▶ [EXERCISE OBJECTIVE]:
Pictures aside, quote the whole listing exactly.

▶ [STORED DATA]:
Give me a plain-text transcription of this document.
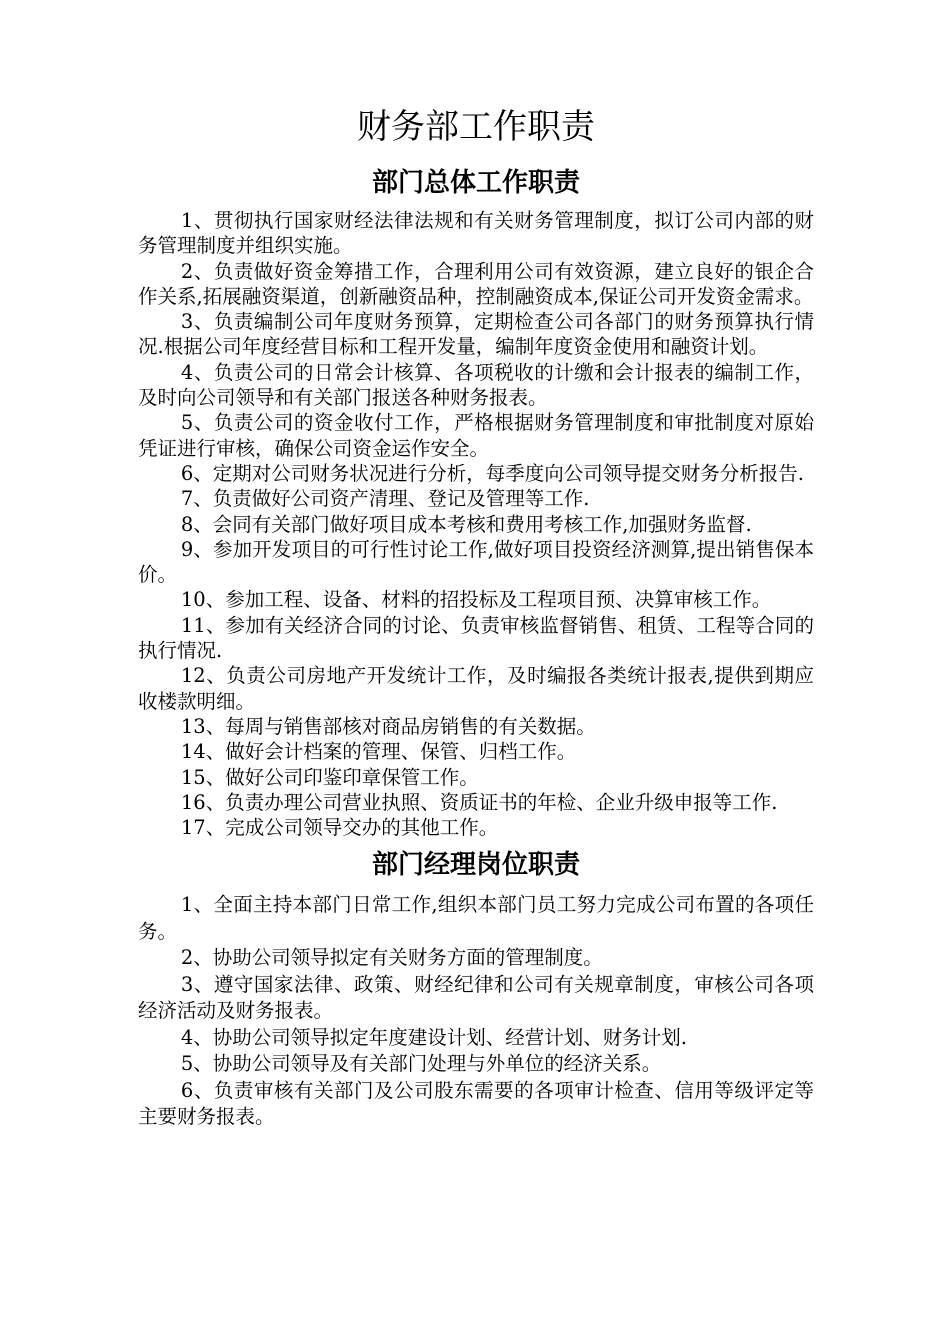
财务部工作职责
部门总体工作职责

1、贯彻执行国家财经法律法规和有关财务管理制度，拟订公司内部的财务管理制度并组织实施。

2、负责做好资金筹措工作，合理利用公司有效资源，建立良好的银企合作关系,拓展融资渠道，创新融资品种，控制融资成本,保证公司开发资金需求。

3、负责编制公司年度财务预算，定期检查公司各部门的财务预算执行情况.根据公司年度经营目标和工程开发量，编制年度资金使用和融资计划。

4、负责公司的日常会计核算、各项税收的计缴和会计报表的编制工作，及时向公司领导和有关部门报送各种财务报表。

5、负责公司的资金收付工作，严格根据财务管理制度和审批制度对原始凭证进行审核，确保公司资金运作安全。

6、定期对公司财务状况进行分析，每季度向公司领导提交财务分析报告.

7、负责做好公司资产清理、登记及管理等工作.

8、会同有关部门做好项目成本考核和费用考核工作,加强财务监督.

9、参加开发项目的可行性讨论工作,做好项目投资经济测算,提出销售保本价。

10、参加工程、设备、材料的招投标及工程项目预、决算审核工作。

11、参加有关经济合同的讨论、负责审核监督销售、租赁、工程等合同的执行情况.

12、负责公司房地产开发统计工作，及时编报各类统计报表,提供到期应收楼款明细。

13、每周与销售部核对商品房销售的有关数据。

14、做好会计档案的管理、保管、归档工作。

15、做好公司印鉴印章保管工作。

16、负责办理公司营业执照、资质证书的年检、企业升级申报等工作.

17、完成公司领导交办的其他工作。

部门经理岗位职责

1、全面主持本部门日常工作,组织本部门员工努力完成公司布置的各项任务。

2、协助公司领导拟定有关财务方面的管理制度。

3、遵守国家法律、政策、财经纪律和公司有关规章制度，审核公司各项经济活动及财务报表。

4、协助公司领导拟定年度建设计划、经营计划、财务计划.

5、协助公司领导及有关部门处理与外单位的经济关系。

6、负责审核有关部门及公司股东需要的各项审计检查、信用等级评定等主要财务报表。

▶ [FINISHED ANSWER]:
Give me a plain-text transcription of this document.
财务部工作职责
部门总体工作职责

1、贯彻执行国家财经法律法规和有关财务管理制度，拟订公司内部的财务管理制度并组织实施。

2、负责做好资金筹措工作，合理利用公司有效资源，建立良好的银企合作关系,拓展融资渠道，创新融资品种，控制融资成本,保证公司开发资金需求。

3、负责编制公司年度财务预算，定期检查公司各部门的财务预算执行情况.根据公司年度经营目标和工程开发量，编制年度资金使用和融资计划。

4、负责公司的日常会计核算、各项税收的计缴和会计报表的编制工作，及时向公司领导和有关部门报送各种财务报表。

5、负责公司的资金收付工作，严格根据财务管理制度和审批制度对原始凭证进行审核，确保公司资金运作安全。

6、定期对公司财务状况进行分析，每季度向公司领导提交财务分析报告.

7、负责做好公司资产清理、登记及管理等工作.

8、会同有关部门做好项目成本考核和费用考核工作,加强财务监督.

9、参加开发项目的可行性讨论工作,做好项目投资经济测算,提出销售保本价。

10、参加工程、设备、材料的招投标及工程项目预、决算审核工作。

11、参加有关经济合同的讨论、负责审核监督销售、租赁、工程等合同的执行情况.

12、负责公司房地产开发统计工作，及时编报各类统计报表,提供到期应收楼款明细。

13、每周与销售部核对商品房销售的有关数据。

14、做好会计档案的管理、保管、归档工作。

15、做好公司印鉴印章保管工作。

16、负责办理公司营业执照、资质证书的年检、企业升级申报等工作.

17、完成公司领导交办的其他工作。

部门经理岗位职责

1、全面主持本部门日常工作,组织本部门员工努力完成公司布置的各项任务。

2、协助公司领导拟定有关财务方面的管理制度。

3、遵守国家法律、政策、财经纪律和公司有关规章制度，审核公司各项经济活动及财务报表。

4、协助公司领导拟定年度建设计划、经营计划、财务计划.

5、协助公司领导及有关部门处理与外单位的经济关系。

6、负责审核有关部门及公司股东需要的各项审计检查、信用等级评定等主要财务报表。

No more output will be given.